### RECORDED DATA
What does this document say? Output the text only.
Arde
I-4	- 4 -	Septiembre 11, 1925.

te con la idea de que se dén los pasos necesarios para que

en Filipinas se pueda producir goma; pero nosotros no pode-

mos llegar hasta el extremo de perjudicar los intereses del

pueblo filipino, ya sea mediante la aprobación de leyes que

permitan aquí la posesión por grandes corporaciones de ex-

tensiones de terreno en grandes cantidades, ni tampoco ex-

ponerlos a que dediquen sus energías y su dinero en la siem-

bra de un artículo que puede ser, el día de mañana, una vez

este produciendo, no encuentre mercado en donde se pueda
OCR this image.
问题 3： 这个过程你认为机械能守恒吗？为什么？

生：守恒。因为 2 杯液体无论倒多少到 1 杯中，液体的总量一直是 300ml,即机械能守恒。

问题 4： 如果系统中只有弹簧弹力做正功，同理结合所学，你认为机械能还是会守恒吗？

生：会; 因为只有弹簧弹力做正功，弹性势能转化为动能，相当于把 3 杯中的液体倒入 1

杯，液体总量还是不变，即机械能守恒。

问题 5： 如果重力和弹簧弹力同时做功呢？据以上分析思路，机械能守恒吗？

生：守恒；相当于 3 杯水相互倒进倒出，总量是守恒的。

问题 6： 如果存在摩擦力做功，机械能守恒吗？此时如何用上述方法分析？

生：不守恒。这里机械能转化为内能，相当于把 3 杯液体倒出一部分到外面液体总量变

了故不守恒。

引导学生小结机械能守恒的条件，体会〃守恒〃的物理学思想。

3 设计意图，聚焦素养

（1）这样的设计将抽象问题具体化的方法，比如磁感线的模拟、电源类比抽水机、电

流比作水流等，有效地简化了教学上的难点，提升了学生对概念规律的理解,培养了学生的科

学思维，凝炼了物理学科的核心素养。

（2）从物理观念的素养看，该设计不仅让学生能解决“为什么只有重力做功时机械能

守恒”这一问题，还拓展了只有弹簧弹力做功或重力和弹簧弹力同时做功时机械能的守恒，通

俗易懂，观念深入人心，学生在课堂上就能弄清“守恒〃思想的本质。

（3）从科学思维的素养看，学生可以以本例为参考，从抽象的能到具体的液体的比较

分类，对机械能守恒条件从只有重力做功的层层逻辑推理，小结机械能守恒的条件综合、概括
######
§ **WHAT YOU ARE ASKED TO DO**: Copy and report every line where the word "pueda" is present.

§ **SOLUTION TO THE PROBLEM**:
en Filipinas se pueda producir goma; pero nosotros no pode-
este produciendo, no encuentre mercado en donde se pueda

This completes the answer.